* [EXERCISE OBJECTIVE] Word for word, restate every line of the listing that follows.

Dataset rows about figures:
----

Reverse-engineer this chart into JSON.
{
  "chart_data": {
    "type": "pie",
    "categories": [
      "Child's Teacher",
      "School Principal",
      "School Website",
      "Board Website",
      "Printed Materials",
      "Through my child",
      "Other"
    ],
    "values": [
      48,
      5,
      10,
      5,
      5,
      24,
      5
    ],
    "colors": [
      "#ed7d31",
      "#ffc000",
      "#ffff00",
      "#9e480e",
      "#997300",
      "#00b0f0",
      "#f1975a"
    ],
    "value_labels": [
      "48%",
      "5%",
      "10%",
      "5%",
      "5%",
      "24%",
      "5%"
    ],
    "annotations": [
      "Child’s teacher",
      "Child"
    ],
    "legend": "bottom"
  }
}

----

* [WRITTEN RESPONSE]
Reverse-engineer this chart into JSON.
{
  "chart_data": {
    "type": "pie",
    "categories": [
      "Child's Teacher",
      "School Principal",
      "School Website",
      "Board Website",
      "Printed Materials",
      "Through my child",
      "Other"
    ],
    "values": [
      48,
      5,
      10,
      5,
      5,
      24,
      5
    ],
    "colors": [
      "#ed7d31",
      "#ffc000",
      "#ffff00",
      "#9e480e",
      "#997300",
      "#00b0f0",
      "#f1975a"
    ],
    "value_labels": [
      "48%",
      "5%",
      "10%",
      "5%",
      "5%",
      "24%",
      "5%"
    ],
    "annotations": [
      "Child’s teacher",
      "Child"
    ],
    "legend": "bottom"
  }
}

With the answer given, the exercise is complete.